• [TEXT EXCERPT]:
═══

Specify the path of the file to upload, where you want to upload the file to in the repository, and the name of the repository you want to add the file to. Depending on your repository type, you can optionally set the repository type as a dataset, model, or space.

Copied

>>> from boincai_hub import HfApi
>>> api = HfApi()
>>> api.upload_file(
...     path_or_fileobj="/path/to/local/folder/README.md",
...     path_in_repo="README.md",
...     repo_id="username/test-dataset",
...     repo_type="dataset",
... )

Upload a folder

Copied

>>> from boincai_hub import HfApi
>>> api = HfApi()

# Upload all the content from the local folder to your remote Space.
# By default, files are uploaded at the root of the repo
>>> api.upload_folder(
...     folder_path="/path/to/local/space",
...     repo_id="username/my-cool-space",
...     repo_type="space",
... )

Any .git/ folder present in any subdirectory will be ignored. However, please be aware that the .gitignore file is not taken into account. This means you must use allow_patterns and ignore_patterns to specify which files to upload instead.

Copied

>>> api.upload_folder(
...     folder_path="/path/to/local/folder",
...     path_in_repo="my-dataset/train", # Upload to a specific folder
...     repo_id="username/test-dataset",
...     repo_type="dataset",
...     ignore_patterns="**/logs/*.txt", # Ignore all text logs
... )

You can also use the delete_patterns argument to specify files you want to delete from the repo in the same commit. This can prove useful if you want to clean a remote folder before pushing files in it and you don’t know which files already exists.

The example below uploads the local ./logs folder to the remote /experiment/logs/ folder. Only txt files are uploaded but before that, all previous logs on the repo on deleted. All of this in a single commit.

═══

• [RECORD EXCERPTS]:

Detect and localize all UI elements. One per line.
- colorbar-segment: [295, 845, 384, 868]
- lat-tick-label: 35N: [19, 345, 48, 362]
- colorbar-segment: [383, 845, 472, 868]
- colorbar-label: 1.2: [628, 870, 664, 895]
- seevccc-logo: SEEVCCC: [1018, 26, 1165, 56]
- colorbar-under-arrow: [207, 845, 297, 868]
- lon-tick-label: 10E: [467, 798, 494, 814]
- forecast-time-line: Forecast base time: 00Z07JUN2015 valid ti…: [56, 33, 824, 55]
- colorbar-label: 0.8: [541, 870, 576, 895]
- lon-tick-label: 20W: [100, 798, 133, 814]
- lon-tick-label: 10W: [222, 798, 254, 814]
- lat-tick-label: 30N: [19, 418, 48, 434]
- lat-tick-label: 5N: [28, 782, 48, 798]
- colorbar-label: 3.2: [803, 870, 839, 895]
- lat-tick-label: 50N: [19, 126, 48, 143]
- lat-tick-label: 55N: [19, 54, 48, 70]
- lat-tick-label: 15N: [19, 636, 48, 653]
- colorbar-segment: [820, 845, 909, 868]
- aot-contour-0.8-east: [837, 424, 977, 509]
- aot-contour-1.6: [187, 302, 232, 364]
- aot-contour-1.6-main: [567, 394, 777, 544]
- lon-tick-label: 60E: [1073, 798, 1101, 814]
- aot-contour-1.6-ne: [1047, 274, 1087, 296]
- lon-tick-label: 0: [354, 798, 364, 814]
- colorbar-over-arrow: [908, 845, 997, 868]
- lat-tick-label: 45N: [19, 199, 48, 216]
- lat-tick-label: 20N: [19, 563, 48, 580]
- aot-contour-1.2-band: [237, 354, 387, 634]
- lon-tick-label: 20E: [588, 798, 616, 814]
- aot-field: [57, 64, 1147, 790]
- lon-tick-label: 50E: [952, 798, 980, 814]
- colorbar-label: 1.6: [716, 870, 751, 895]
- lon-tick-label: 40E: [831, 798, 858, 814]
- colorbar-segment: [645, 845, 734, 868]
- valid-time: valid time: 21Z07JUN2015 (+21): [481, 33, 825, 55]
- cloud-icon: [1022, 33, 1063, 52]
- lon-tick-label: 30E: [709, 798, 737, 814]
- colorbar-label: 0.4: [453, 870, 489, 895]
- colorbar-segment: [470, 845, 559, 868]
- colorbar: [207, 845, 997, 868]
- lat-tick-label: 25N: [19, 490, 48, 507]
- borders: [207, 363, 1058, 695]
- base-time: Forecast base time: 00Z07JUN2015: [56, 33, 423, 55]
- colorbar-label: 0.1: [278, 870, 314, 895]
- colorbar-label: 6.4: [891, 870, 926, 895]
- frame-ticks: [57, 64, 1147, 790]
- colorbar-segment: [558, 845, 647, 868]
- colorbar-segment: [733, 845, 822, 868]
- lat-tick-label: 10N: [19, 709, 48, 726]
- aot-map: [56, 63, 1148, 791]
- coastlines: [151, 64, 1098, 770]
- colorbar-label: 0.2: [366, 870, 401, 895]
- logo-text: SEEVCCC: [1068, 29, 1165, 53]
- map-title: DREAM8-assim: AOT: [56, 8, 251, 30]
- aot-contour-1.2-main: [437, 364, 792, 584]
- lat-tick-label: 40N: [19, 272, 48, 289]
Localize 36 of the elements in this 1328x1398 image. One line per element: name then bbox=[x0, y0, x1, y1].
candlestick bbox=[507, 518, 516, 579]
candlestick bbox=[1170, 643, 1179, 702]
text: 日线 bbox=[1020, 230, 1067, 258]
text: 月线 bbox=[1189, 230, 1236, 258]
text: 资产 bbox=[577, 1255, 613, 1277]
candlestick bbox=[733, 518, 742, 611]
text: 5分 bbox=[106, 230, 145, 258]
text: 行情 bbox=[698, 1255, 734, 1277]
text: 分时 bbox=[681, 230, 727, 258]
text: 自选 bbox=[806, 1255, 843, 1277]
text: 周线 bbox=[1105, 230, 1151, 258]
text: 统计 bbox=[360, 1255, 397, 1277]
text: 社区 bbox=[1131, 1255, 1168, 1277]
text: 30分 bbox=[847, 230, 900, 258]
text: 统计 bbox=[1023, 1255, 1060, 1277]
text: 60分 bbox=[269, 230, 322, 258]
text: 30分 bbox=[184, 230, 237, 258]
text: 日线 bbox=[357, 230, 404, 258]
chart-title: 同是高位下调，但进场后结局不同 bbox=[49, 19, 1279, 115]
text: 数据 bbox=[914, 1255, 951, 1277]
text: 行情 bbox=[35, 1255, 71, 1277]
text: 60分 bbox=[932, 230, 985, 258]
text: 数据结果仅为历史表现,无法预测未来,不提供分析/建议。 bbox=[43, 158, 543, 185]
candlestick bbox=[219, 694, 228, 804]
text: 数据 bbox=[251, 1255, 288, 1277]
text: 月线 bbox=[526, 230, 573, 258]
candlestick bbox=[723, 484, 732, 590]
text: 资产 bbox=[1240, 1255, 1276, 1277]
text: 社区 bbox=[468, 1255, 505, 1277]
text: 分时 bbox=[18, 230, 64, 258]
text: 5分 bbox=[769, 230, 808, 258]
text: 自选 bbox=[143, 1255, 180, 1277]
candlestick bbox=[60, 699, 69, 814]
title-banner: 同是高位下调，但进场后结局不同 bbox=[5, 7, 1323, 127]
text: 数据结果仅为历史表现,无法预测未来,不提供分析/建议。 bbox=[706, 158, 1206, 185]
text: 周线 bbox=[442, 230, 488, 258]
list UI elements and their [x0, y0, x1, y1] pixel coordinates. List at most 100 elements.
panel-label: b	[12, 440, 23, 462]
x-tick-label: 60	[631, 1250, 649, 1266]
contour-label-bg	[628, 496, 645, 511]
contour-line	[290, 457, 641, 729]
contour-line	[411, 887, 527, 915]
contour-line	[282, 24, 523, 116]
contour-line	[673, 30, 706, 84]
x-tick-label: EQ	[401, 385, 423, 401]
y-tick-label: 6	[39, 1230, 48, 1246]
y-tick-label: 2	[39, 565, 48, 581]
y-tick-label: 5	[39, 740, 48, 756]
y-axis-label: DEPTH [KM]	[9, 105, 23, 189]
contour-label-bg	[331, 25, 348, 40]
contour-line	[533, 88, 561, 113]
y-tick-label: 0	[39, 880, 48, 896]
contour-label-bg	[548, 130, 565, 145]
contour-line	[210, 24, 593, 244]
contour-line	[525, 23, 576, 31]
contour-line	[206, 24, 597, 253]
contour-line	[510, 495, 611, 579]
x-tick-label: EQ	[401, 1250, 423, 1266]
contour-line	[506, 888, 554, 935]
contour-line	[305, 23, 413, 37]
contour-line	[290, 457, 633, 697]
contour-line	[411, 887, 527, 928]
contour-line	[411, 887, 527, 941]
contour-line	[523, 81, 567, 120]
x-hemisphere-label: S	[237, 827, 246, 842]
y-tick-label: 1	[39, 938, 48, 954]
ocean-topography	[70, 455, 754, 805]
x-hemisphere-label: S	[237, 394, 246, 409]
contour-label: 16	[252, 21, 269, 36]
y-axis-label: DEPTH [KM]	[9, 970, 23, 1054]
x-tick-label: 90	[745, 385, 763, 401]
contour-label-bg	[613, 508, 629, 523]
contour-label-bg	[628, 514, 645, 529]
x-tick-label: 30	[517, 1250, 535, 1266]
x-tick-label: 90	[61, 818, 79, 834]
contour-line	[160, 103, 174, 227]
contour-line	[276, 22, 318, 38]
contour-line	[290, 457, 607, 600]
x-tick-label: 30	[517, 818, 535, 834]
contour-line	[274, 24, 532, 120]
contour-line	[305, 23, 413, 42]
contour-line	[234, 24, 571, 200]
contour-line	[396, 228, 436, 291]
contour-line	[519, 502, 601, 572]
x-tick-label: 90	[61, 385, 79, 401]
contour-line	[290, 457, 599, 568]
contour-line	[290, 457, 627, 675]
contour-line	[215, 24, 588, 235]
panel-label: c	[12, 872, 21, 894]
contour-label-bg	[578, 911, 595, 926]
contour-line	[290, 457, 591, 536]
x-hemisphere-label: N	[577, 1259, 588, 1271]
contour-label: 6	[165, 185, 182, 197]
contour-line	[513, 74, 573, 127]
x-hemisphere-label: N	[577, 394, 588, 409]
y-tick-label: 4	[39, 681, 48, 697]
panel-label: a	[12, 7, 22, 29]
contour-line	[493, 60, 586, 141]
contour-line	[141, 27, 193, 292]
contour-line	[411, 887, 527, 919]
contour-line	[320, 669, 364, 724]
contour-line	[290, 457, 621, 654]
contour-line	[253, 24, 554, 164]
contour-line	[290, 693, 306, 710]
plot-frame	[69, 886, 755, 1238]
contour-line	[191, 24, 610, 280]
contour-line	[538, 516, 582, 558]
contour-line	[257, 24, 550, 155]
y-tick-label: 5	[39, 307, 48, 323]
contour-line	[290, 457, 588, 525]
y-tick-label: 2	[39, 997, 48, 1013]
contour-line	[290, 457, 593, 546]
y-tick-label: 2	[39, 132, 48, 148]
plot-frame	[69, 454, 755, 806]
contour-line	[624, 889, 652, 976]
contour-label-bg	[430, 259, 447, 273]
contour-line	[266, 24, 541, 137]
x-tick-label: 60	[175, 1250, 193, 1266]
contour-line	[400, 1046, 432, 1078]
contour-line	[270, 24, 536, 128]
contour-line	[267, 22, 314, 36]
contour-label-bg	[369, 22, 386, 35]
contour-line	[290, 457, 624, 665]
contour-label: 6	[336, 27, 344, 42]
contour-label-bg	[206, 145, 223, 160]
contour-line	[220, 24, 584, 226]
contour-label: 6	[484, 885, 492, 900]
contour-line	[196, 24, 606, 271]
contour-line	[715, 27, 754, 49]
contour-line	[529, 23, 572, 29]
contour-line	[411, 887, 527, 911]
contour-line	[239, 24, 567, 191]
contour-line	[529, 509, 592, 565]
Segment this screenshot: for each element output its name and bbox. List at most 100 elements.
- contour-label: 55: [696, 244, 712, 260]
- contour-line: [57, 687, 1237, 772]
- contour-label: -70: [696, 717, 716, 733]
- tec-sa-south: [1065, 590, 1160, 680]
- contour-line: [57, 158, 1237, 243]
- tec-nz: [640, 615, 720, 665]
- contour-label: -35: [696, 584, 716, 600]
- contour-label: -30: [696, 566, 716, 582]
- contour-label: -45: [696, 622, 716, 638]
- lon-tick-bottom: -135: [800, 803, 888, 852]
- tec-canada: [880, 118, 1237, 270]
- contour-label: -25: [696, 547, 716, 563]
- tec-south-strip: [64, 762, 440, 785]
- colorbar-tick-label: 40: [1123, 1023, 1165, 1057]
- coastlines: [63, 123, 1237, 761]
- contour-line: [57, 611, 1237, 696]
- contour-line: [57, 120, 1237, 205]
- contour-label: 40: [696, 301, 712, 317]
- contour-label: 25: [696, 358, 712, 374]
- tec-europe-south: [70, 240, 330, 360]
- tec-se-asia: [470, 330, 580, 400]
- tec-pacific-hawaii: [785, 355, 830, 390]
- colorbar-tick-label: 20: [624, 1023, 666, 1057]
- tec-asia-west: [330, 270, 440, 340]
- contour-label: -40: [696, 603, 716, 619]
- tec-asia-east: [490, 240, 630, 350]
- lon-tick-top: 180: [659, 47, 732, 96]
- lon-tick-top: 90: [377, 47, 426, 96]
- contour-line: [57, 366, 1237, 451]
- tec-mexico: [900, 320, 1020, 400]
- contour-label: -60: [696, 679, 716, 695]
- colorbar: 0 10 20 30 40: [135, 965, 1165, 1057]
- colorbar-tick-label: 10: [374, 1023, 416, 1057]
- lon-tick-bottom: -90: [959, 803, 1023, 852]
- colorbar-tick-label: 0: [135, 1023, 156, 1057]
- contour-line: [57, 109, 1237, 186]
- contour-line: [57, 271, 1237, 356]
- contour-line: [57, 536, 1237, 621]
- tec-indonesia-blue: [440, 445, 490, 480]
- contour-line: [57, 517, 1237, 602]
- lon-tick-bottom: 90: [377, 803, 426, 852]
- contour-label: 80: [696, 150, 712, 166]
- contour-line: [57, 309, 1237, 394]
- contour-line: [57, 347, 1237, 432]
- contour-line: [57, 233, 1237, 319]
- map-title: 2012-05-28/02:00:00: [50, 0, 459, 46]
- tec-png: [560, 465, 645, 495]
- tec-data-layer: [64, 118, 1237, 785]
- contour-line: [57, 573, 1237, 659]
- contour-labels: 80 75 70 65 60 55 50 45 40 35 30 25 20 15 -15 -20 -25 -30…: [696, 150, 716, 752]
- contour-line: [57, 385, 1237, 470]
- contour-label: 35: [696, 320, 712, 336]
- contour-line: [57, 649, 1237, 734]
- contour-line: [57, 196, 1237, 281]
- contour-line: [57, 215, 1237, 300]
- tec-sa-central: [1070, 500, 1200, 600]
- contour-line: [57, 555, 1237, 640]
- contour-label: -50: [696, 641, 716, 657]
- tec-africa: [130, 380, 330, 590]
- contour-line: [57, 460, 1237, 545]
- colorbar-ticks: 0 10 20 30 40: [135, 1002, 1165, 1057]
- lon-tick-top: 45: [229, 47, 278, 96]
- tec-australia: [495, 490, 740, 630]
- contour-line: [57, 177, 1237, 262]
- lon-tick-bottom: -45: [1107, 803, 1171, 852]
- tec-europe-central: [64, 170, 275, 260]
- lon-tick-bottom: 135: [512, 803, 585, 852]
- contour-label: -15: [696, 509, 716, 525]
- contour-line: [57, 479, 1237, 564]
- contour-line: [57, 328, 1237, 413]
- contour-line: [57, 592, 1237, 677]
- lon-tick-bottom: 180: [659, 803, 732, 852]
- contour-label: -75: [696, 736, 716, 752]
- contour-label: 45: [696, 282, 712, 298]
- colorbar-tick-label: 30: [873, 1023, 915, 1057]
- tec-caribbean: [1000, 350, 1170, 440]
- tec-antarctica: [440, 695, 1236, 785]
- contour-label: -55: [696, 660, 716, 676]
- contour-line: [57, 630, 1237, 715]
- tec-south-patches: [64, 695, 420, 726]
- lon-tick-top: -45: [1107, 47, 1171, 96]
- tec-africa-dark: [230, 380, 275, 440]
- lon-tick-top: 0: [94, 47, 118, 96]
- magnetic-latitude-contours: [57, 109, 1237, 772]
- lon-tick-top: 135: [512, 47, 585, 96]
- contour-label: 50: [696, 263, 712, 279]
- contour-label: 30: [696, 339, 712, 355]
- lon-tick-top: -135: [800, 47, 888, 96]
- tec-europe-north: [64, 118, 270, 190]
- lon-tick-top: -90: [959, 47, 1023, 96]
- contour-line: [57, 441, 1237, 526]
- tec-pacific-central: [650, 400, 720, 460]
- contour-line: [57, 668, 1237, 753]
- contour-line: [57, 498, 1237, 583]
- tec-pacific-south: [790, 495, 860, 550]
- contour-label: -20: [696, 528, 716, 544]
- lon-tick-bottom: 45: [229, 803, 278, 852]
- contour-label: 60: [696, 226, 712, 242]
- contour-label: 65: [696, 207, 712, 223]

═══

• [PROBLEMS AND TASKS]:
A - In the text on uploading files, substitute "top level" for "root" and give again the part that opens with the words containing "# Upload all" and closes with "to upload instead.".
B - Proceed with the text on uploading files to a repository, picking up after its last sentence.
The rows were taken from a different source.

• [ANSWERS TO EACH TASK]:
A -
# Upload all the content from the local folder to your remote Space.
# By default, files are uploaded at the top level of the repo
>>> api.upload_folder(
...     folder_path="/path/to/local/space",
...     repo_id="username/my-cool-space",
...     repo_type="space",
... )

Any .git/ folder present in any subdirectory will be ignored. However, please be aware that the .gitignore file is not taken into account. This means you must use allow_patterns and ignore_patterns to specify which files to upload instead.

B -
Copied

>>> api.upload_folder(
...     folder_path="/path/to/local/folder/logs",
...     repo_id="username/trained-model",
...     path_in_repo="experiment/logs/",
...     allow_patterns="*.txt", # Upload all local text files
...     delete_patterns="*.txt", # Delete all remote text files before
... )

Upload from the CLI

You can either upload a single file or an entire folder:

Copied

# Usage:  boincai-cli upload [repo_id] [local_path] [path_in_repo]
>>> boincai-cli upload Wauplin/my-cool-model ./models/model.safetensors model.safetensors
https://boincai.com/Wauplin/my-cool-model/blob/main/model.safetensors

>>> boincai-cli upload Wauplin/my-cool-model ./models .
https://boincai.co/Wauplin/my-cool-model/tree/main

local_path and path_in_repo are optional and can be implicitly inferred. If local_path is not set, the tool will check if a local folder or file has the same name as the repo_id. If that’s the case, its content will be uploaded. Otherwise, an exception is raised asking the user to explicitly set local_path. In any case, if path_in_repo is not set, files are uploaded at the root of the repo.

Copied

# Upload file at root
boincai-cli upload my-cool-model model.safetensors

# Upload directory at root
boincai-cli upload my-cool-model ./models

# Upload `my-cool-model/` directory if it exist, raise otherwise
boincai-cli upload my-cool-model

By default, the token saved locally (using boincai-cli login) will be used. If you want to authenticate explicitly, use the --token option:

Copied

boincai-cli upload my-cool-model --token=hf_****

When uploading a folder, you can use the --include and --exclude arguments to filter the files to upload. You can also use --delete to delete existing files on the Hub.

Copied

# Sync local Space with Hub (upload new files except from logs/, delete removed files)
boincai-cli upload Wauplin/space-example --repo-type=space --exclude="/logs/*" --delete="*" --commit-message="Sync local Space with Hub"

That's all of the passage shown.